··· DOCUMENT EXTRACT

No matter whether the being is single or many, it must be harmonious. In order to be one being, there must be a unifying thought or motif holding the pieces together. When a being or group is harmonious, it has a certain balance that is clearly visible. In order for this balance to manifest, each cell must know its place and its work. Each part must know how it is vital to the totality.
To express the totality, we must first perceive it. We have to overcome our usual elephant-in-the-dark-mentality. Six men in a dark room each got hold of a different part of one elephant , explored it thoroughly by touch, and then got together to discuss their six perceptions of "elephant." One described the trunk, another the ear, and another the tail. The other three told their perceptions of the leg, the back, and the tusk. Each was sure he knew what an elephant was, but no one could see the total picture. If the being is fully awake and lucid, each cell will move and act very consciously and will be aware of the totality. An ensemble must serve an idea in harmony. Each person must know his or her place within the ensemble. Everyone occupies territory. You choose your place to sit, and then you must accept your position because you chose to sit there.
When there is harmony in a person or group, thought is transformed into an image or form. A "physical mandala" is an example of such a transformation. Three or four people freeze into a harmonious form like a mandala. Then, at the exact same moment, the all begin moving very slowly, changing the structure. Suddenly, the motion simply stops and miraculously , a new mandala is revealed. This can only happen when each member of the groups sees the whole picture. Each member must see not only his own perception, but everyone else's as well.
Every group contains leaders and followers, but the leader takes a certain initiative. An engine, for example, is the leader of a train. In movement, the initiating pulse or mark, is the leader. All the rest of the body parts are pulled along behind it like train cars following the engine. If the nose is the leader, it goes as far as it can on its own. Then, the head is pulled along after it. The neck follows, then the chest, waist and pelvis.
Walking uses two equal and perfectly blended leaders. Neither foot takes the lead. The leader was once where the follower is, and the follower will soon be where the leader is. It is simple. Accept that that which leads, leads and that which follows, follows. Any part of the body can be a leader. Any person in a group can be a leader. Just be careful not to al low the leader to become a dictator and the followers to become sheep.
Necessity is the leader of walking. An itch is the leader of scratching. Are you leading the movement, or is the movement leading you? A true leader is not seen. It does not make itself known. It remains hidden. As the root is hidden, the tree grows. When the blood stays in the body never to be seen, the body grows. In the same way, any leader should remain hid den. An audience doesn't want to see where the impulse to move in the group originates. And yet, in order to be hidden, you have to be very visible to those parts that must follow. It is because we stay tuned to that hidden leader that we succeed.

······
··· DATA PROVIDED

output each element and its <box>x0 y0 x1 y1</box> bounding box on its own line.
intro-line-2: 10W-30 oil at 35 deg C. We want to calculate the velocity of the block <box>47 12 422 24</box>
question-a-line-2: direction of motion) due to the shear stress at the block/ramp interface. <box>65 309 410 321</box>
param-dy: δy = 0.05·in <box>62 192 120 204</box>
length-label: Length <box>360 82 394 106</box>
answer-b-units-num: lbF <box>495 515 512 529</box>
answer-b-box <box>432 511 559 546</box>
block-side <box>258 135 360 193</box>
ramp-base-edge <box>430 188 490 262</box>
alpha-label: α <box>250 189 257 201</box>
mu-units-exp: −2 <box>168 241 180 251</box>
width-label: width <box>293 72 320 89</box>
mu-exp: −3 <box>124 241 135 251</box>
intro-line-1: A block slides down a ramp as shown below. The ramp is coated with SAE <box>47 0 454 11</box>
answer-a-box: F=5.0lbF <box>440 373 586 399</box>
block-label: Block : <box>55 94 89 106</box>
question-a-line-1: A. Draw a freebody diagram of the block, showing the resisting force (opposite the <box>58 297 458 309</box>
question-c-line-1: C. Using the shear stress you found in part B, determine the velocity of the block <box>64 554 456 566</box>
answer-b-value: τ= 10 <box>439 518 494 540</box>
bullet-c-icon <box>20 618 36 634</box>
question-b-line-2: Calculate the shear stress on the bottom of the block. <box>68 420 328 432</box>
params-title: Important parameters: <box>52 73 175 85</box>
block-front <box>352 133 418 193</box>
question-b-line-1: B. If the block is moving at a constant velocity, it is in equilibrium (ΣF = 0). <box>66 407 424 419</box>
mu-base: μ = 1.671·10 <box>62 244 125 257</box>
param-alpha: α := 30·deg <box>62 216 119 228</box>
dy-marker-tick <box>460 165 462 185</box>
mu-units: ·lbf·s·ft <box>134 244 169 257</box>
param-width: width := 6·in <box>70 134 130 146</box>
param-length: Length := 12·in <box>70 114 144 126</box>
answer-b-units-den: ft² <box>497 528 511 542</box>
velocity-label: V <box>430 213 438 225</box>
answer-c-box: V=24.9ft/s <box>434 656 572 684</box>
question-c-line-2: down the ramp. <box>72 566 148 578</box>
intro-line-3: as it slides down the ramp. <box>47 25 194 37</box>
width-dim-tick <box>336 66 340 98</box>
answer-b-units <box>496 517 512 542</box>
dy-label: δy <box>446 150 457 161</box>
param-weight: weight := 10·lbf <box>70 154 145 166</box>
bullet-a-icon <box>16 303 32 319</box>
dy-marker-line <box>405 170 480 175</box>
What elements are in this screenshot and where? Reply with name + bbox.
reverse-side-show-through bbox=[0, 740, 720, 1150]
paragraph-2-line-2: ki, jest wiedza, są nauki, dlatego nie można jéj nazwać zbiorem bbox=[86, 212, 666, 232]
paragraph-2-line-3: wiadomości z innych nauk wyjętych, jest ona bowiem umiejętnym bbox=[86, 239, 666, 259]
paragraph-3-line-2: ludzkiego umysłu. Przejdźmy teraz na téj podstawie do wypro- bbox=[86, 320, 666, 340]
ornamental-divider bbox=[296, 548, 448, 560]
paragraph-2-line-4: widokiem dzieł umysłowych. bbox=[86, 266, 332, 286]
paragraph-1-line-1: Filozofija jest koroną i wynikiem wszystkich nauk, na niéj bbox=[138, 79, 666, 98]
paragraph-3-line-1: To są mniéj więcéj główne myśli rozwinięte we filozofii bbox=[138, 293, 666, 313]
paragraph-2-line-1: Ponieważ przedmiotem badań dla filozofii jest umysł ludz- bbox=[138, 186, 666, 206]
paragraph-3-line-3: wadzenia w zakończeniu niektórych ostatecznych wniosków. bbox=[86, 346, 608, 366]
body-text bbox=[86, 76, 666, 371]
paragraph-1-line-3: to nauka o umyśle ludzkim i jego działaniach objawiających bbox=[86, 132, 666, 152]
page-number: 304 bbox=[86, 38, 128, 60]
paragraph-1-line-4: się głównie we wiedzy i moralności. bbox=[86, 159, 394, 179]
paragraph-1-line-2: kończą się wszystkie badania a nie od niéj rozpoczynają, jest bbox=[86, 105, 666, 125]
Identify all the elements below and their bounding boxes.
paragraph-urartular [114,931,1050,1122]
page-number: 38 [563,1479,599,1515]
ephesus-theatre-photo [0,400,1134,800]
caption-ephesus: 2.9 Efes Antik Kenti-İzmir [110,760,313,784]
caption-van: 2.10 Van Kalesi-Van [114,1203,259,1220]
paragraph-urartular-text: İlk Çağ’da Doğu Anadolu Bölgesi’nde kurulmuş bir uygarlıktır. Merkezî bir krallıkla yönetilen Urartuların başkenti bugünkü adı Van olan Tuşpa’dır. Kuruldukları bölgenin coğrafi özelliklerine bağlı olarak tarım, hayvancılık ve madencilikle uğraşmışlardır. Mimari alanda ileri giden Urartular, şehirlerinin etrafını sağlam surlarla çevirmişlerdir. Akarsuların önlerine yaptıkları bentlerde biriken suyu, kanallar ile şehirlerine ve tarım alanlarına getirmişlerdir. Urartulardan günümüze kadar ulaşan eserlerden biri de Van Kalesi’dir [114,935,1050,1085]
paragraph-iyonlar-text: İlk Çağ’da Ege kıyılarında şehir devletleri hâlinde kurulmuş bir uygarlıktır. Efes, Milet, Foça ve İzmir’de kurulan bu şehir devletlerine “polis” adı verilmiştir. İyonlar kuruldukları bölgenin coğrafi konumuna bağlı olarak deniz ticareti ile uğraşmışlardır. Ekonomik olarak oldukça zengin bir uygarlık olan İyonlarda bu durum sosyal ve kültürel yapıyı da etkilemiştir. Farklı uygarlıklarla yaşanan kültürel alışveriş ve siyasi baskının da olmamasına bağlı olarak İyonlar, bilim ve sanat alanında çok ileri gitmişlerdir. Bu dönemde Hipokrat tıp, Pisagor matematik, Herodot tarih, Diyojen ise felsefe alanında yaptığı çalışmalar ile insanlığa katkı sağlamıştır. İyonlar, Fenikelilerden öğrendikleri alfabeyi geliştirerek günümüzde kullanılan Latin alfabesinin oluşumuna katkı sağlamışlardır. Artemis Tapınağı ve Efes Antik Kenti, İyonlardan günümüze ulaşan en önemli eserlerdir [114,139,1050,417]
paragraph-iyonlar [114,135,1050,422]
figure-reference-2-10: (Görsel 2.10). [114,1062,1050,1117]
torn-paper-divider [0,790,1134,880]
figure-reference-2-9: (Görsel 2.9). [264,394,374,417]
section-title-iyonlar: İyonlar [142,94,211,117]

······

* _SET OF TASKS_
(a) In the text on ensemble movement, what is named as the leader of scratching?
(b) Resume the text on ensemble movement and leadership, picking up after its final sentence.

* _THE ANSWERS_
(a) An itch is the leader of scratching.

(b)
Mime is the only art form in which you can make the picture come out of the frame. You can make the sculpture breathe! The picture moves! The idea, the unifying thought, must be projected through movements. Every movement done by every person and every cell is seen by the audience.
A movement is a transition. In everyday life, transitions like taking the cap off the toothpaste happen too fast for us to see what takes place. In mime, movements are done slowly, one at a time, so they can be seen. Every movement must be done consciously in order for the idea to form. Every member of the group must know what part of his body or which person is the leader at any given moment. Each must give up some of his individuality to find the group balance. I can be her leg and she can be my arm! By moving consciously and by perceiving the totality, the invisible can be made visible.
If the ensemble is truly serving the idea in harmony, it should be as though one person were performing. Nothing happens until the right people with the right skills come together at the right time in the right place. Until all these thing come together, we spend our time perfecting our skills and learning to listen. Then, when the right time comes, we'll be able to hear.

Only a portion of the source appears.